§ Given records:
--------------------------------

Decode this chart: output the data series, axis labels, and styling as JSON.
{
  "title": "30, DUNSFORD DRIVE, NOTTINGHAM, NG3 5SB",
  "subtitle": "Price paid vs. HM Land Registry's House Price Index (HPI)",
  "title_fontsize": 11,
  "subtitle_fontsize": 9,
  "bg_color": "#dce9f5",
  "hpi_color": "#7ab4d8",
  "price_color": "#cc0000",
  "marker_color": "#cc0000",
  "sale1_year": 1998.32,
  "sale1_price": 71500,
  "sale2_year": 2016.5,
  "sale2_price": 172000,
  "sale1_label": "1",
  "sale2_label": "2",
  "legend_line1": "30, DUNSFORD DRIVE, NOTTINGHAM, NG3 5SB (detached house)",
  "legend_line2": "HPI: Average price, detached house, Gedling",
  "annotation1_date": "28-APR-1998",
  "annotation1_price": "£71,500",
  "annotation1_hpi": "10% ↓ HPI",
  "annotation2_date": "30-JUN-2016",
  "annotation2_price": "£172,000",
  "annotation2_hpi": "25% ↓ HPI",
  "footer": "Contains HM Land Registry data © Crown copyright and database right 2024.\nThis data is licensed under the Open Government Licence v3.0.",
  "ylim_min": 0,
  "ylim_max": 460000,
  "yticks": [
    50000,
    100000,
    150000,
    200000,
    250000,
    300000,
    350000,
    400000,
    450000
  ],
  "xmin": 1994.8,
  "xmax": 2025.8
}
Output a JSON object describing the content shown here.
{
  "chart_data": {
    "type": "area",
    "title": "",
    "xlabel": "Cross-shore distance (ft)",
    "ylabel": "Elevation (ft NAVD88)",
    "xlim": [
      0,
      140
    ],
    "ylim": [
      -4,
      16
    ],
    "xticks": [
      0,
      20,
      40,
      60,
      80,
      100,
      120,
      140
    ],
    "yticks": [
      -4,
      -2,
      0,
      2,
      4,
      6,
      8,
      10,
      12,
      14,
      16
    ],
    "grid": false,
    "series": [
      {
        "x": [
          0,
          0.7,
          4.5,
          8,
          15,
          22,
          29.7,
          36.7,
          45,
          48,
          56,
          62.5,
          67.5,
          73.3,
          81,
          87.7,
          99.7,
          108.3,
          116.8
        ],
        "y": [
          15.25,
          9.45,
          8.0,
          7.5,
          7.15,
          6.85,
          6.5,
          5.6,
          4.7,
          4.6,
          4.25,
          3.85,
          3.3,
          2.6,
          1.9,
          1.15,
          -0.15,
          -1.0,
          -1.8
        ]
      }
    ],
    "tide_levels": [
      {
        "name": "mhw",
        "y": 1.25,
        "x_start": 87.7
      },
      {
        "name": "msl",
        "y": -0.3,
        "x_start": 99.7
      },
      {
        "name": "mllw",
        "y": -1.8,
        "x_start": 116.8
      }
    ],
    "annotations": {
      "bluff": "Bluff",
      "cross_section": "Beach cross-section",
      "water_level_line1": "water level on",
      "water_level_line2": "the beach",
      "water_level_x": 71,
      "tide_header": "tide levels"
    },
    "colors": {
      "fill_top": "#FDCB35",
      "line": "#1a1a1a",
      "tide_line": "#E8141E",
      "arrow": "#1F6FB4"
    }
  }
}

--------------------------------

§ Exercise brief:
Repeat the entries above exactly, leaving nothing out.

§ Full response:
Decode this chart: output the data series, axis labels, and styling as JSON.
{
  "title": "30, DUNSFORD DRIVE, NOTTINGHAM, NG3 5SB",
  "subtitle": "Price paid vs. HM Land Registry's House Price Index (HPI)",
  "title_fontsize": 11,
  "subtitle_fontsize": 9,
  "bg_color": "#dce9f5",
  "hpi_color": "#7ab4d8",
  "price_color": "#cc0000",
  "marker_color": "#cc0000",
  "sale1_year": 1998.32,
  "sale1_price": 71500,
  "sale2_year": 2016.5,
  "sale2_price": 172000,
  "sale1_label": "1",
  "sale2_label": "2",
  "legend_line1": "30, DUNSFORD DRIVE, NOTTINGHAM, NG3 5SB (detached house)",
  "legend_line2": "HPI: Average price, detached house, Gedling",
  "annotation1_date": "28-APR-1998",
  "annotation1_price": "£71,500",
  "annotation1_hpi": "10% ↓ HPI",
  "annotation2_date": "30-JUN-2016",
  "annotation2_price": "£172,000",
  "annotation2_hpi": "25% ↓ HPI",
  "footer": "Contains HM Land Registry data © Crown copyright and database right 2024.\nThis data is licensed under the Open Government Licence v3.0.",
  "ylim_min": 0,
  "ylim_max": 460000,
  "yticks": [
    50000,
    100000,
    150000,
    200000,
    250000,
    300000,
    350000,
    400000,
    450000
  ],
  "xmin": 1994.8,
  "xmax": 2025.8
}
Output a JSON object describing the content shown here.
{
  "chart_data": {
    "type": "area",
    "title": "",
    "xlabel": "Cross-shore distance (ft)",
    "ylabel": "Elevation (ft NAVD88)",
    "xlim": [
      0,
      140
    ],
    "ylim": [
      -4,
      16
    ],
    "xticks": [
      0,
      20,
      40,
      60,
      80,
      100,
      120,
      140
    ],
    "yticks": [
      -4,
      -2,
      0,
      2,
      4,
      6,
      8,
      10,
      12,
      14,
      16
    ],
    "grid": false,
    "series": [
      {
        "x": [
          0,
          0.7,
          4.5,
          8,
          15,
          22,
          29.7,
          36.7,
          45,
          48,
          56,
          62.5,
          67.5,
          73.3,
          81,
          87.7,
          99.7,
          108.3,
          116.8
        ],
        "y": [
          15.25,
          9.45,
          8.0,
          7.5,
          7.15,
          6.85,
          6.5,
          5.6,
          4.7,
          4.6,
          4.25,
          3.85,
          3.3,
          2.6,
          1.9,
          1.15,
          -0.15,
          -1.0,
          -1.8
        ]
      }
    ],
    "tide_levels": [
      {
        "name": "mhw",
        "y": 1.25,
        "x_start": 87.7
      },
      {
        "name": "msl",
        "y": -0.3,
        "x_start": 99.7
      },
      {
        "name": "mllw",
        "y": -1.8,
        "x_start": 116.8
      }
    ],
    "annotations": {
      "bluff": "Bluff",
      "cross_section": "Beach cross-section",
      "water_level_line1": "water level on",
      "water_level_line2": "the beach",
      "water_level_x": 71,
      "tide_header": "tide levels"
    },
    "colors": {
      "fill_top": "#FDCB35",
      "line": "#1a1a1a",
      "tide_line": "#E8141E",
      "arrow": "#1F6FB4"
    }
  }
}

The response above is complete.